**LISTED ENTRIES**

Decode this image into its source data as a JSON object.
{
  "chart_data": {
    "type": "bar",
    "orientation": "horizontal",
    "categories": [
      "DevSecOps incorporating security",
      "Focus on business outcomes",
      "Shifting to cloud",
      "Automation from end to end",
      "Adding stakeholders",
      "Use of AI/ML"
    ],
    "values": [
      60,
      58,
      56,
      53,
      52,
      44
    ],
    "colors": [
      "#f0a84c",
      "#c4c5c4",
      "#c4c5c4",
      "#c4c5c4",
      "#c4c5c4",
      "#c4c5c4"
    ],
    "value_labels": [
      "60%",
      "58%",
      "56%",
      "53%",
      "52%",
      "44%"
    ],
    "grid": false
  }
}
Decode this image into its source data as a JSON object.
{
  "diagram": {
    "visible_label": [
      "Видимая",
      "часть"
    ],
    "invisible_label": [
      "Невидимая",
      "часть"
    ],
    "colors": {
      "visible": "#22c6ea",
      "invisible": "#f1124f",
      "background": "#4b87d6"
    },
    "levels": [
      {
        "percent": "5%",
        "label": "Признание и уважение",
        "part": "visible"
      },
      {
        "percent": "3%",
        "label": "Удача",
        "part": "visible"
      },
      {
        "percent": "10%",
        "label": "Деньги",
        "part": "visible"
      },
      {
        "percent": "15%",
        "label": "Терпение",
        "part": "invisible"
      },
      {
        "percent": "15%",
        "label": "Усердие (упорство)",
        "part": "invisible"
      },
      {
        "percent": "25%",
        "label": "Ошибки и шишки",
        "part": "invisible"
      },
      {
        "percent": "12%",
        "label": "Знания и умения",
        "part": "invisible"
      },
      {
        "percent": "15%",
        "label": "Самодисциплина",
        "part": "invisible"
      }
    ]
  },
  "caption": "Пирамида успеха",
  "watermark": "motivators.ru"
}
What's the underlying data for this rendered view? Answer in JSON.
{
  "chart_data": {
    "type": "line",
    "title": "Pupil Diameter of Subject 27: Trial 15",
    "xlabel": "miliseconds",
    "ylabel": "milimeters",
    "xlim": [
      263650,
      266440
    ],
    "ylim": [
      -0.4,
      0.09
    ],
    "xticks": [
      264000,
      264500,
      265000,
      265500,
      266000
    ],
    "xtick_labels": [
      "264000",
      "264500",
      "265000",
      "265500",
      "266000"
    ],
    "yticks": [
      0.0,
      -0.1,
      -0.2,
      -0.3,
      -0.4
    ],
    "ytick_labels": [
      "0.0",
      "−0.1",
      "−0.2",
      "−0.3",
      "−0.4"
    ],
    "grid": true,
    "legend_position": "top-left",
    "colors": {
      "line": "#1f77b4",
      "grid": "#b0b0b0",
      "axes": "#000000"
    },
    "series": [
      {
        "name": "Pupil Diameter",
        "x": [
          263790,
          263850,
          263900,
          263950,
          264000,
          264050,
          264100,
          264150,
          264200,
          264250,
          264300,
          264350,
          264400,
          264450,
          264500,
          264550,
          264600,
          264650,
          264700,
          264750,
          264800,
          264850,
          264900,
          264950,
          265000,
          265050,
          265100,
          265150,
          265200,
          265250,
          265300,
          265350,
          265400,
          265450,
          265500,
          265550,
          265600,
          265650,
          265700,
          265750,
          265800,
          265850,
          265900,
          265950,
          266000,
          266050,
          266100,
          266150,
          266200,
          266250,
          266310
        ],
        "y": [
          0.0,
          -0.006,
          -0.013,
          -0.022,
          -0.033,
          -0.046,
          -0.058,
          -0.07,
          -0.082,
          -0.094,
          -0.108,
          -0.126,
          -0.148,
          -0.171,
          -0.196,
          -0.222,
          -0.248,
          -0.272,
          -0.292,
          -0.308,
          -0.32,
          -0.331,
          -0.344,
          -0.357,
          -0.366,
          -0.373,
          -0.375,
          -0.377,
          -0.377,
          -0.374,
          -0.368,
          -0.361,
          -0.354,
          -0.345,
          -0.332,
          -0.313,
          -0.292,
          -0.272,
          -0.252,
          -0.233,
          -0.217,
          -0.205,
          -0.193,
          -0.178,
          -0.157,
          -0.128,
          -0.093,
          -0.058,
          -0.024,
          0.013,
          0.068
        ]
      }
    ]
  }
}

**REQUIRED WORK**
Restate each of the entries above verbatim.

**THE REPLY**
Decode this image into its source data as a JSON object.
{
  "chart_data": {
    "type": "bar",
    "orientation": "horizontal",
    "categories": [
      "DevSecOps incorporating security",
      "Focus on business outcomes",
      "Shifting to cloud",
      "Automation from end to end",
      "Adding stakeholders",
      "Use of AI/ML"
    ],
    "values": [
      60,
      58,
      56,
      53,
      52,
      44
    ],
    "colors": [
      "#f0a84c",
      "#c4c5c4",
      "#c4c5c4",
      "#c4c5c4",
      "#c4c5c4",
      "#c4c5c4"
    ],
    "value_labels": [
      "60%",
      "58%",
      "56%",
      "53%",
      "52%",
      "44%"
    ],
    "grid": false
  }
}
Decode this image into its source data as a JSON object.
{
  "diagram": {
    "visible_label": [
      "Видимая",
      "часть"
    ],
    "invisible_label": [
      "Невидимая",
      "часть"
    ],
    "colors": {
      "visible": "#22c6ea",
      "invisible": "#f1124f",
      "background": "#4b87d6"
    },
    "levels": [
      {
        "percent": "5%",
        "label": "Признание и уважение",
        "part": "visible"
      },
      {
        "percent": "3%",
        "label": "Удача",
        "part": "visible"
      },
      {
        "percent": "10%",
        "label": "Деньги",
        "part": "visible"
      },
      {
        "percent": "15%",
        "label": "Терпение",
        "part": "invisible"
      },
      {
        "percent": "15%",
        "label": "Усердие (упорство)",
        "part": "invisible"
      },
      {
        "percent": "25%",
        "label": "Ошибки и шишки",
        "part": "invisible"
      },
      {
        "percent": "12%",
        "label": "Знания и умения",
        "part": "invisible"
      },
      {
        "percent": "15%",
        "label": "Самодисциплина",
        "part": "invisible"
      }
    ]
  },
  "caption": "Пирамида успеха",
  "watermark": "motivators.ru"
}
What's the underlying data for this rendered view? Answer in JSON.
{
  "chart_data": {
    "type": "line",
    "title": "Pupil Diameter of Subject 27: Trial 15",
    "xlabel": "miliseconds",
    "ylabel": "milimeters",
    "xlim": [
      263650,
      266440
    ],
    "ylim": [
      -0.4,
      0.09
    ],
    "xticks": [
      264000,
      264500,
      265000,
      265500,
      266000
    ],
    "xtick_labels": [
      "264000",
      "264500",
      "265000",
      "265500",
      "266000"
    ],
    "yticks": [
      0.0,
      -0.1,
      -0.2,
      -0.3,
      -0.4
    ],
    "ytick_labels": [
      "0.0",
      "−0.1",
      "−0.2",
      "−0.3",
      "−0.4"
    ],
    "grid": true,
    "legend_position": "top-left",
    "colors": {
      "line": "#1f77b4",
      "grid": "#b0b0b0",
      "axes": "#000000"
    },
    "series": [
      {
        "name": "Pupil Diameter",
        "x": [
          263790,
          263850,
          263900,
          263950,
          264000,
          264050,
          264100,
          264150,
          264200,
          264250,
          264300,
          264350,
          264400,
          264450,
          264500,
          264550,
          264600,
          264650,
          264700,
          264750,
          264800,
          264850,
          264900,
          264950,
          265000,
          265050,
          265100,
          265150,
          265200,
          265250,
          265300,
          265350,
          265400,
          265450,
          265500,
          265550,
          265600,
          265650,
          265700,
          265750,
          265800,
          265850,
          265900,
          265950,
          266000,
          266050,
          266100,
          266150,
          266200,
          266250,
          266310
        ],
        "y": [
          0.0,
          -0.006,
          -0.013,
          -0.022,
          -0.033,
          -0.046,
          -0.058,
          -0.07,
          -0.082,
          -0.094,
          -0.108,
          -0.126,
          -0.148,
          -0.171,
          -0.196,
          -0.222,
          -0.248,
          -0.272,
          -0.292,
          -0.308,
          -0.32,
          -0.331,
          -0.344,
          -0.357,
          -0.366,
          -0.373,
          -0.375,
          -0.377,
          -0.377,
          -0.374,
          -0.368,
          -0.361,
          -0.354,
          -0.345,
          -0.332,
          -0.313,
          -0.292,
          -0.272,
          -0.252,
          -0.233,
          -0.217,
          -0.205,
          -0.193,
          -0.178,
          -0.157,
          -0.128,
          -0.093,
          -0.058,
          -0.024,
          0.013,
          0.068
        ]
      }
    ]
  }
}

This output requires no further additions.